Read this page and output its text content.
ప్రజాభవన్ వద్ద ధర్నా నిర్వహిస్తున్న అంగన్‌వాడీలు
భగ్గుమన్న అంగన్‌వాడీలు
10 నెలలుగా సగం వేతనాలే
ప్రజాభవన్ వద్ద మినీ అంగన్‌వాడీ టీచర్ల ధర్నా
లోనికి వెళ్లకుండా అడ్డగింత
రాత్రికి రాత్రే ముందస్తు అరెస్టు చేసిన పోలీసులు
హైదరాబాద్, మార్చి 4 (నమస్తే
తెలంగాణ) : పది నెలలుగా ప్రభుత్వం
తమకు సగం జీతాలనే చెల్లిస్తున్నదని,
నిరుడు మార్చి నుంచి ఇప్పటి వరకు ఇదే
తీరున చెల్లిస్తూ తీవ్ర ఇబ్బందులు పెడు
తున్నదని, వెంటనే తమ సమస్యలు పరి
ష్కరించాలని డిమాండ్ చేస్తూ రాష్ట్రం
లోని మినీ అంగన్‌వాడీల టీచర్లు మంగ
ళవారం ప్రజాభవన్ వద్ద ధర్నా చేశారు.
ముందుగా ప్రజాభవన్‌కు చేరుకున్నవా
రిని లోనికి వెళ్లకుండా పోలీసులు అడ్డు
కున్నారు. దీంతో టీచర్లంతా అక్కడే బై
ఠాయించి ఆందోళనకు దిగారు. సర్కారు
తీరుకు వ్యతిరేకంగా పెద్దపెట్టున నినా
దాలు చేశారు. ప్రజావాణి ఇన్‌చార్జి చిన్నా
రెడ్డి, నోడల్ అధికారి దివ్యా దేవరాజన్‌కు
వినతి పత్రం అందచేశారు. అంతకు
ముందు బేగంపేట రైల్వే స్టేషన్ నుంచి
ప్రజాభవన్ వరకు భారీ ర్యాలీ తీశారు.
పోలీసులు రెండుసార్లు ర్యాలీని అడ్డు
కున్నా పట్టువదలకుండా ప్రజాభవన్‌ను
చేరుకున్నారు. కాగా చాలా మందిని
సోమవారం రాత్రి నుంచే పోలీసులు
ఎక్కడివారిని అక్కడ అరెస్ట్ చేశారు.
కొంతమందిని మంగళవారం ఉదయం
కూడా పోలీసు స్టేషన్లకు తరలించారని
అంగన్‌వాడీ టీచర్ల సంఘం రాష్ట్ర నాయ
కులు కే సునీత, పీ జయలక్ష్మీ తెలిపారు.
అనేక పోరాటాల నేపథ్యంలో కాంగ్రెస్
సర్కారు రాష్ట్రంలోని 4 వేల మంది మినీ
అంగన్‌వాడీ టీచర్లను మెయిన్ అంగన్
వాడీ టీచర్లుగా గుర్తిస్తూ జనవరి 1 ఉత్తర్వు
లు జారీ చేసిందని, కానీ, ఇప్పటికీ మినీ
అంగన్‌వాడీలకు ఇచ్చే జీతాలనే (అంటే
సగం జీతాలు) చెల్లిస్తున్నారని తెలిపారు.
------------------------------------------------
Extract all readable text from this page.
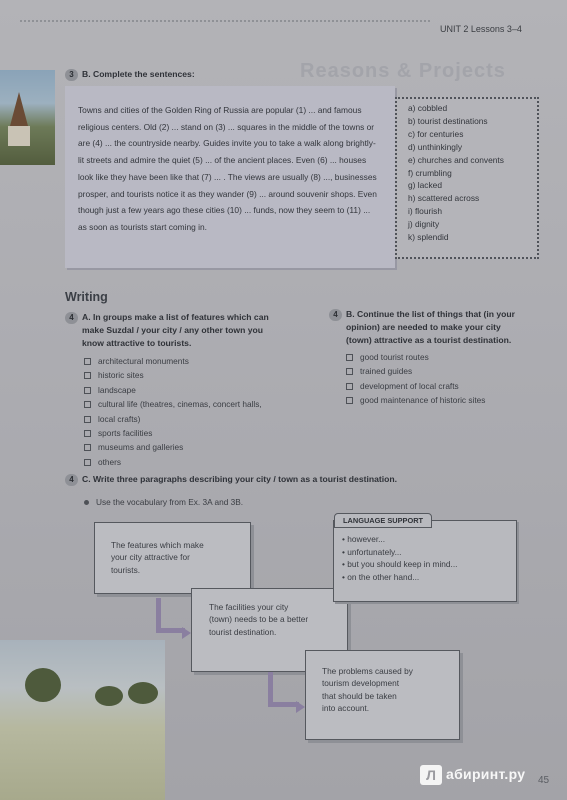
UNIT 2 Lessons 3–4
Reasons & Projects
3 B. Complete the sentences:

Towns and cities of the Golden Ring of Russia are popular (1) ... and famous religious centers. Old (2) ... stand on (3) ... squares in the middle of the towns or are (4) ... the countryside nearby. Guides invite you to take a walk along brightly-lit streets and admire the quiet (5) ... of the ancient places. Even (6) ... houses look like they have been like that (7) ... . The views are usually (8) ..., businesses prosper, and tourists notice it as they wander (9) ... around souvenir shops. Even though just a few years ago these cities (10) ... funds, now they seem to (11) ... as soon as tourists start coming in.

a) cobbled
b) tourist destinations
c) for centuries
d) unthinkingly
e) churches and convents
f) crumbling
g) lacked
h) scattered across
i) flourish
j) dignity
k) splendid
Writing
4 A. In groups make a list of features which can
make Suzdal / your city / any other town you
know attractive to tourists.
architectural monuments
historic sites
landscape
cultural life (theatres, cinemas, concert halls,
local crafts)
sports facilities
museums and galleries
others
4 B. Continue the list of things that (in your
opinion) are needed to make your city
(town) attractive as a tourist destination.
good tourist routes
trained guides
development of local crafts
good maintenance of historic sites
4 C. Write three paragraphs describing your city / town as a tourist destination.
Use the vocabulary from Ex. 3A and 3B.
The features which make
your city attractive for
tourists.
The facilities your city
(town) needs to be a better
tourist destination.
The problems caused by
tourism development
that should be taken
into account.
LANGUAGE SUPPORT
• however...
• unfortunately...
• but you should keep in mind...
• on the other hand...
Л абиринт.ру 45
------------------------------------------------
▶ [Given exercise] Review the preceding data and report every line that includes the string "sites".

▶ [Full solution]
historic sites
good maintenance of historic sites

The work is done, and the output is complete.